§ WHAT IS BEING ASKED:
Locate each line with the string "name" in the listing below and copy it.

##############################

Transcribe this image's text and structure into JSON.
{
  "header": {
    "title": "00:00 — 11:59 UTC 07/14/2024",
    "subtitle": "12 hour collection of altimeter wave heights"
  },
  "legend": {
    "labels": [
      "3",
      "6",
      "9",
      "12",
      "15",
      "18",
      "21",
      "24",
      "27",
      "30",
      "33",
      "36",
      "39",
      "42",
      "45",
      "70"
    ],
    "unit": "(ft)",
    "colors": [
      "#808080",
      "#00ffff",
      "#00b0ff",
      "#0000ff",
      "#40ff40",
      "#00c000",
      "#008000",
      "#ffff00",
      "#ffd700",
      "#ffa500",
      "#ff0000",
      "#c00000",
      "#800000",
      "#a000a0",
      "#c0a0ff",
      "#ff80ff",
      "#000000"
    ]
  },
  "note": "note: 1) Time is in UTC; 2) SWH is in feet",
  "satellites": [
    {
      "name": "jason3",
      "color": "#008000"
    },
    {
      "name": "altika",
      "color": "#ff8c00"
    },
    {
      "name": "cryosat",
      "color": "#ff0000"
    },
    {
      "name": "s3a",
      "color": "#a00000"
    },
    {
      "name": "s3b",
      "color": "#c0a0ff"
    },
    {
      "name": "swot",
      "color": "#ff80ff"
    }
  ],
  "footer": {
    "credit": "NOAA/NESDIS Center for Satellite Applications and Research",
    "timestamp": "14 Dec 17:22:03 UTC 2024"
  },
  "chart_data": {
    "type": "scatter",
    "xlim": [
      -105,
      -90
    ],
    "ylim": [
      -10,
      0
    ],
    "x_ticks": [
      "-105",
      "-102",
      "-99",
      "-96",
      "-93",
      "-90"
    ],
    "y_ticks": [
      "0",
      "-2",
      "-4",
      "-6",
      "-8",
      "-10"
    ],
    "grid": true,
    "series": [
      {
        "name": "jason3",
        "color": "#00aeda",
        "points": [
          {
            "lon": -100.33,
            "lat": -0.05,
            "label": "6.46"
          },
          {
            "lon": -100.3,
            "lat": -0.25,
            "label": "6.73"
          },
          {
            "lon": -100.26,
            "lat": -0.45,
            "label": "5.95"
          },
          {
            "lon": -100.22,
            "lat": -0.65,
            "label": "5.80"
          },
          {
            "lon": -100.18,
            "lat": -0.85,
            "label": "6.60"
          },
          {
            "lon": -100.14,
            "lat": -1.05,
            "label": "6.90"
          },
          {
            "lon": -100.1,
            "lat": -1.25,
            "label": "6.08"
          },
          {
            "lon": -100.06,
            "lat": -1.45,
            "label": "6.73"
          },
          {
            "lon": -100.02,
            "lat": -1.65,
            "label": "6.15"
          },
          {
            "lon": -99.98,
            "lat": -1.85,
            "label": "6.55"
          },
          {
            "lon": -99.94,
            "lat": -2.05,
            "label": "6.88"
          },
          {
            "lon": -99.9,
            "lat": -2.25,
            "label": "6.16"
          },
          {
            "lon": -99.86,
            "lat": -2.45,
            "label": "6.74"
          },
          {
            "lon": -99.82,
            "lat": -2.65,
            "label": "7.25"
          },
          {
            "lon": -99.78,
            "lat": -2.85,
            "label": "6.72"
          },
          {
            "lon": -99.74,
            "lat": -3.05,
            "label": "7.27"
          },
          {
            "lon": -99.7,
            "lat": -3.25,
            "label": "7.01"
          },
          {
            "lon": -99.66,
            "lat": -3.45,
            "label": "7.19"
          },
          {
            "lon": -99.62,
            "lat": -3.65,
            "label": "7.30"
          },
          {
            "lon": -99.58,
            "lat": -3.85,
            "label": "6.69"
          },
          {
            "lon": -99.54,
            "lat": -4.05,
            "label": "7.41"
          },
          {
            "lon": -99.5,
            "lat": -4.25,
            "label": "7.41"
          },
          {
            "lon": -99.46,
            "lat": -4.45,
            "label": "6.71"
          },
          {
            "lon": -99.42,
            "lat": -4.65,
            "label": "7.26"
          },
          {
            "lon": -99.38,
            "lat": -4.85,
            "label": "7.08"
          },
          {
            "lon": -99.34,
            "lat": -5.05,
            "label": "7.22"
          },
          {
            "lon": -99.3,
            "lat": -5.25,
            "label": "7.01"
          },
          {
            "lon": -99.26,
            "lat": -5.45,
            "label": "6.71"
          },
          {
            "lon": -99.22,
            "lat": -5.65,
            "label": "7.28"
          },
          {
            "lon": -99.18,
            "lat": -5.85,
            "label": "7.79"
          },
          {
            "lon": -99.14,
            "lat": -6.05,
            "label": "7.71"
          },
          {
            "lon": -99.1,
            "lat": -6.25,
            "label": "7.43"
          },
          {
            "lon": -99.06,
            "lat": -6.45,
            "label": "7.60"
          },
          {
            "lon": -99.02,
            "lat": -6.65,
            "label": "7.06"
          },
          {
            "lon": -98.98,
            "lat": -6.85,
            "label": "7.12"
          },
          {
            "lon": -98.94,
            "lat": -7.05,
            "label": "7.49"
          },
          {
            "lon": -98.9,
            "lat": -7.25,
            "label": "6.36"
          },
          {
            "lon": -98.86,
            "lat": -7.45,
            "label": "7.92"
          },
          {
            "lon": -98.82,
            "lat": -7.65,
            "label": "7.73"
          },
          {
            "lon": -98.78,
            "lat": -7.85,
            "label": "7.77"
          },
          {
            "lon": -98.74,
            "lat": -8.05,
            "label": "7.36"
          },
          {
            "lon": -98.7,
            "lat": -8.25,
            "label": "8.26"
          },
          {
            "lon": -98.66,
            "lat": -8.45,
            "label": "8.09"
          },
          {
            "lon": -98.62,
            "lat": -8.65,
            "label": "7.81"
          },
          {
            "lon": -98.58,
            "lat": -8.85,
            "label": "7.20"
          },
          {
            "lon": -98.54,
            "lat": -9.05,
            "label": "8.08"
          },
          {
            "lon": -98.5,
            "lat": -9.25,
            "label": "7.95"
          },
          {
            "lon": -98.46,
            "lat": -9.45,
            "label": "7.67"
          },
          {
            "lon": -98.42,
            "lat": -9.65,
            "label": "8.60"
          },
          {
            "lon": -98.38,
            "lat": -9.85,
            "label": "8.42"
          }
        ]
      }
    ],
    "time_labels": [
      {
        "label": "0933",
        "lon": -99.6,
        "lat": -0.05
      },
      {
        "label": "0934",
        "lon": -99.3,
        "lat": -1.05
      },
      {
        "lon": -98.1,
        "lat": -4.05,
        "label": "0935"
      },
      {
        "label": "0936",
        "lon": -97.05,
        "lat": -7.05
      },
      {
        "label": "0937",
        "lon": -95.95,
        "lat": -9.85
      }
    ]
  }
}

##############################

§ FINISHED EXERCISE:
      "name": "jason3",
      "name": "altika",
      "name": "cryosat",
      "name": "s3a",
      "name": "s3b",
      "name": "swot",
        "name": "jason3",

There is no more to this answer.